BEGIN Records provided

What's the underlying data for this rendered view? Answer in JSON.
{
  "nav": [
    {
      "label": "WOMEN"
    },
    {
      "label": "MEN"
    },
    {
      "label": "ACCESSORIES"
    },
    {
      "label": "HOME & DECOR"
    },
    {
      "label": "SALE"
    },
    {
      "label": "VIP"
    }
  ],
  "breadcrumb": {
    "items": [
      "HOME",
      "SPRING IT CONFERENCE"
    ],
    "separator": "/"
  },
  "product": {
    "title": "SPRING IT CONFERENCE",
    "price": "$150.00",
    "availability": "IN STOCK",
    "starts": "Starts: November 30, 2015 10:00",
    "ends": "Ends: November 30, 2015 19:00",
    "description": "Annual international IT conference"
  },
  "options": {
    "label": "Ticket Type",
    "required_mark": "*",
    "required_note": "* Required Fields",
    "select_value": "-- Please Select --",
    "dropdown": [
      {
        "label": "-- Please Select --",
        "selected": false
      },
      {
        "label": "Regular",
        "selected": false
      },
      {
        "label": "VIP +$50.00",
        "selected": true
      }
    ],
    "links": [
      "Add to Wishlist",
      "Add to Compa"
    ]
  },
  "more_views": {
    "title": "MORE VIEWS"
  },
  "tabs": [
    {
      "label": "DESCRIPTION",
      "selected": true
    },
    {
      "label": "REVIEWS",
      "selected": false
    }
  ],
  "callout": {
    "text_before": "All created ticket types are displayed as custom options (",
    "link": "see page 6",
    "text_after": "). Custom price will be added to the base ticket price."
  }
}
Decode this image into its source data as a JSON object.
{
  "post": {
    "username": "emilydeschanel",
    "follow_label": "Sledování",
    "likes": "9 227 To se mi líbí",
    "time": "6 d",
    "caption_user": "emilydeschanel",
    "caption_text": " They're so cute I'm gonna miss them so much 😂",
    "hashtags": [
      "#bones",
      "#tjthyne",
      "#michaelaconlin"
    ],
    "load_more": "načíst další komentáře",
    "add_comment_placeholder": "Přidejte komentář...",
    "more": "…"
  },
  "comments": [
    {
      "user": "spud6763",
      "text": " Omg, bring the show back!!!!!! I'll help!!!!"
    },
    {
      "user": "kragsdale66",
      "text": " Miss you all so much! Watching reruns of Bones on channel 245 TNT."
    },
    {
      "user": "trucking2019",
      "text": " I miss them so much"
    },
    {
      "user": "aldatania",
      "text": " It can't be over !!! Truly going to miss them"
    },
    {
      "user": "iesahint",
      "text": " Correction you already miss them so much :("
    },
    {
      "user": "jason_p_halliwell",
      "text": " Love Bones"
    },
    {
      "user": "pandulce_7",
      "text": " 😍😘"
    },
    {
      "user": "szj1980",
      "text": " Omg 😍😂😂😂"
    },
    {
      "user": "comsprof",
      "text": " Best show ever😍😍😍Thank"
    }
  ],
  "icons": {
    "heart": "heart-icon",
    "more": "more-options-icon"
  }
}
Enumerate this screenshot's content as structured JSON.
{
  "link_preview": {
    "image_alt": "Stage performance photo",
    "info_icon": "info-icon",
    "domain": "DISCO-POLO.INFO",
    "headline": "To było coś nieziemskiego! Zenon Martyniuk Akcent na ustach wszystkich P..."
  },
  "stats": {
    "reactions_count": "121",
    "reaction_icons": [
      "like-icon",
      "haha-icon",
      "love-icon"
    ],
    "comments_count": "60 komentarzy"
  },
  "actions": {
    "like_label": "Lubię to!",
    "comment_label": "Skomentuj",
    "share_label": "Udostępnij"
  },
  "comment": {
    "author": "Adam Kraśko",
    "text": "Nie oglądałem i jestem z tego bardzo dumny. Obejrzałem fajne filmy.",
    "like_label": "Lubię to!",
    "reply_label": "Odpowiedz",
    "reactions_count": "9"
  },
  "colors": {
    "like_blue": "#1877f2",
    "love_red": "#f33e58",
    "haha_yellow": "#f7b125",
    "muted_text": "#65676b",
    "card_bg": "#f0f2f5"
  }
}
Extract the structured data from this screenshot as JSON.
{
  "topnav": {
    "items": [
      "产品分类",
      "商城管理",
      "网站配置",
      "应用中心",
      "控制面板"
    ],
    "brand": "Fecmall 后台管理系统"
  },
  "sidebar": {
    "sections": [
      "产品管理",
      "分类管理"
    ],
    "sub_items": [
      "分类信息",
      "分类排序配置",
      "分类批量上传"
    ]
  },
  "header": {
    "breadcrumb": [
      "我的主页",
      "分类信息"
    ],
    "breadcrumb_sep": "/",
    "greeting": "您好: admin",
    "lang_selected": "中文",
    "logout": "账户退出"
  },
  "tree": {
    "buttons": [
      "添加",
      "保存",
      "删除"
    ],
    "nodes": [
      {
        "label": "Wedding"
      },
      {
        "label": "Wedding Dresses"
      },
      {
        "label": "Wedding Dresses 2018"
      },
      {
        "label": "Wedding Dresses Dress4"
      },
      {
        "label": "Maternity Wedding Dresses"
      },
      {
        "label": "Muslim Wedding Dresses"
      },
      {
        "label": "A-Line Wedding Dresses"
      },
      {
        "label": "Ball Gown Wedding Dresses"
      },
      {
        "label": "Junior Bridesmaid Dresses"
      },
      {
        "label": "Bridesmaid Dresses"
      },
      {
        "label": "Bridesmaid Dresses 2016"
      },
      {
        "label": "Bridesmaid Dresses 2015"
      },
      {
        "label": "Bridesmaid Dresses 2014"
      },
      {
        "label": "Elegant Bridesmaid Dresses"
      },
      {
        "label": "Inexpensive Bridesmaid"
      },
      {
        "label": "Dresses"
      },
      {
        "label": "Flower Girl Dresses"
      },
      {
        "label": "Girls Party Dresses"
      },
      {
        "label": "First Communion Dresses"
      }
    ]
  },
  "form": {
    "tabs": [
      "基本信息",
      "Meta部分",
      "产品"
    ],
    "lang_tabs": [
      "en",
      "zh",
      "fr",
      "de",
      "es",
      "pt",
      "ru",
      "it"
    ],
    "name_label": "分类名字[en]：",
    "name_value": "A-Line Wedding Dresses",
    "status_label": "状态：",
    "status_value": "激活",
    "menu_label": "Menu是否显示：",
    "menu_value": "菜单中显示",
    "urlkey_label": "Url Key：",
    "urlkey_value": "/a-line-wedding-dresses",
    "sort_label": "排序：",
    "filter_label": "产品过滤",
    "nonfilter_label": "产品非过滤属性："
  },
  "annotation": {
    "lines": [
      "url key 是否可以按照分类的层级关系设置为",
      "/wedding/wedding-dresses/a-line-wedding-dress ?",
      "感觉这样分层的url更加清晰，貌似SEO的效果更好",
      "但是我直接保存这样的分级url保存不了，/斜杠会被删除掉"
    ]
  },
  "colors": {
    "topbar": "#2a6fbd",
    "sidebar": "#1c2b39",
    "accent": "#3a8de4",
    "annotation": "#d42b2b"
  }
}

END Records provided

Exercise: Every entry above should be retyped exactly as shown.

Task output:
What's the underlying data for this rendered view? Answer in JSON.
{
  "nav": [
    {
      "label": "WOMEN"
    },
    {
      "label": "MEN"
    },
    {
      "label": "ACCESSORIES"
    },
    {
      "label": "HOME & DECOR"
    },
    {
      "label": "SALE"
    },
    {
      "label": "VIP"
    }
  ],
  "breadcrumb": {
    "items": [
      "HOME",
      "SPRING IT CONFERENCE"
    ],
    "separator": "/"
  },
  "product": {
    "title": "SPRING IT CONFERENCE",
    "price": "$150.00",
    "availability": "IN STOCK",
    "starts": "Starts: November 30, 2015 10:00",
    "ends": "Ends: November 30, 2015 19:00",
    "description": "Annual international IT conference"
  },
  "options": {
    "label": "Ticket Type",
    "required_mark": "*",
    "required_note": "* Required Fields",
    "select_value": "-- Please Select --",
    "dropdown": [
      {
        "label": "-- Please Select --",
        "selected": false
      },
      {
        "label": "Regular",
        "selected": false
      },
      {
        "label": "VIP +$50.00",
        "selected": true
      }
    ],
    "links": [
      "Add to Wishlist",
      "Add to Compa"
    ]
  },
  "more_views": {
    "title": "MORE VIEWS"
  },
  "tabs": [
    {
      "label": "DESCRIPTION",
      "selected": true
    },
    {
      "label": "REVIEWS",
      "selected": false
    }
  ],
  "callout": {
    "text_before": "All created ticket types are displayed as custom options (",
    "link": "see page 6",
    "text_after": "). Custom price will be added to the base ticket price."
  }
}
Decode this image into its source data as a JSON object.
{
  "post": {
    "username": "emilydeschanel",
    "follow_label": "Sledování",
    "likes": "9 227 To se mi líbí",
    "time": "6 d",
    "caption_user": "emilydeschanel",
    "caption_text": " They're so cute I'm gonna miss them so much 😂",
    "hashtags": [
      "#bones",
      "#tjthyne",
      "#michaelaconlin"
    ],
    "load_more": "načíst další komentáře",
    "add_comment_placeholder": "Přidejte komentář...",
    "more": "…"
  },
  "comments": [
    {
      "user": "spud6763",
      "text": " Omg, bring the show back!!!!!! I'll help!!!!"
    },
    {
      "user": "kragsdale66",
      "text": " Miss you all so much! Watching reruns of Bones on channel 245 TNT."
    },
    {
      "user": "trucking2019",
      "text": " I miss them so much"
    },
    {
      "user": "aldatania",
      "text": " It can't be over !!! Truly going to miss them"
    },
    {
      "user": "iesahint",
      "text": " Correction you already miss them so much :("
    },
    {
      "user": "jason_p_halliwell",
      "text": " Love Bones"
    },
    {
      "user": "pandulce_7",
      "text": " 😍😘"
    },
    {
      "user": "szj1980",
      "text": " Omg 😍😂😂😂"
    },
    {
      "user": "comsprof",
      "text": " Best show ever😍😍😍Thank"
    }
  ],
  "icons": {
    "heart": "heart-icon",
    "more": "more-options-icon"
  }
}
Enumerate this screenshot's content as structured JSON.
{
  "link_preview": {
    "image_alt": "Stage performance photo",
    "info_icon": "info-icon",
    "domain": "DISCO-POLO.INFO",
    "headline": "To było coś nieziemskiego! Zenon Martyniuk Akcent na ustach wszystkich P..."
  },
  "stats": {
    "reactions_count": "121",
    "reaction_icons": [
      "like-icon",
      "haha-icon",
      "love-icon"
    ],
    "comments_count": "60 komentarzy"
  },
  "actions": {
    "like_label": "Lubię to!",
    "comment_label": "Skomentuj",
    "share_label": "Udostępnij"
  },
  "comment": {
    "author": "Adam Kraśko",
    "text": "Nie oglądałem i jestem z tego bardzo dumny. Obejrzałem fajne filmy.",
    "like_label": "Lubię to!",
    "reply_label": "Odpowiedz",
    "reactions_count": "9"
  },
  "colors": {
    "like_blue": "#1877f2",
    "love_red": "#f33e58",
    "haha_yellow": "#f7b125",
    "muted_text": "#65676b",
    "card_bg": "#f0f2f5"
  }
}
Extract the structured data from this screenshot as JSON.
{
  "topnav": {
    "items": [
      "产品分类",
      "商城管理",
      "网站配置",
      "应用中心",
      "控制面板"
    ],
    "brand": "Fecmall 后台管理系统"
  },
  "sidebar": {
    "sections": [
      "产品管理",
      "分类管理"
    ],
    "sub_items": [
      "分类信息",
      "分类排序配置",
      "分类批量上传"
    ]
  },
  "header": {
    "breadcrumb": [
      "我的主页",
      "分类信息"
    ],
    "breadcrumb_sep": "/",
    "greeting": "您好: admin",
    "lang_selected": "中文",
    "logout": "账户退出"
  },
  "tree": {
    "buttons": [
      "添加",
      "保存",
      "删除"
    ],
    "nodes": [
      {
        "label": "Wedding"
      },
      {
        "label": "Wedding Dresses"
      },
      {
        "label": "Wedding Dresses 2018"
      },
      {
        "label": "Wedding Dresses Dress4"
      },
      {
        "label": "Maternity Wedding Dresses"
      },
      {
        "label": "Muslim Wedding Dresses"
      },
      {
        "label": "A-Line Wedding Dresses"
      },
      {
        "label": "Ball Gown Wedding Dresses"
      },
      {
        "label": "Junior Bridesmaid Dresses"
      },
      {
        "label": "Bridesmaid Dresses"
      },
      {
        "label": "Bridesmaid Dresses 2016"
      },
      {
        "label": "Bridesmaid Dresses 2015"
      },
      {
        "label": "Bridesmaid Dresses 2014"
      },
      {
        "label": "Elegant Bridesmaid Dresses"
      },
      {
        "label": "Inexpensive Bridesmaid"
      },
      {
        "label": "Dresses"
      },
      {
        "label": "Flower Girl Dresses"
      },
      {
        "label": "Girls Party Dresses"
      },
      {
        "label": "First Communion Dresses"
      }
    ]
  },
  "form": {
    "tabs": [
      "基本信息",
      "Meta部分",
      "产品"
    ],
    "lang_tabs": [
      "en",
      "zh",
      "fr",
      "de",
      "es",
      "pt",
      "ru",
      "it"
    ],
    "name_label": "分类名字[en]：",
    "name_value": "A-Line Wedding Dresses",
    "status_label": "状态：",
    "status_value": "激活",
    "menu_label": "Menu是否显示：",
    "menu_value": "菜单中显示",
    "urlkey_label": "Url Key：",
    "urlkey_value": "/a-line-wedding-dresses",
    "sort_label": "排序：",
    "filter_label": "产品过滤",
    "nonfilter_label": "产品非过滤属性："
  },
  "annotation": {
    "lines": [
      "url key 是否可以按照分类的层级关系设置为",
      "/wedding/wedding-dresses/a-line-wedding-dress ?",
      "感觉这样分层的url更加清晰，貌似SEO的效果更好",
      "但是我直接保存这样的分级url保存不了，/斜杠会被删除掉"
    ]
  },
  "colors": {
    "topbar": "#2a6fbd",
    "sidebar": "#1c2b39",
    "accent": "#3a8de4",
    "annotation": "#d42b2b"
  }
}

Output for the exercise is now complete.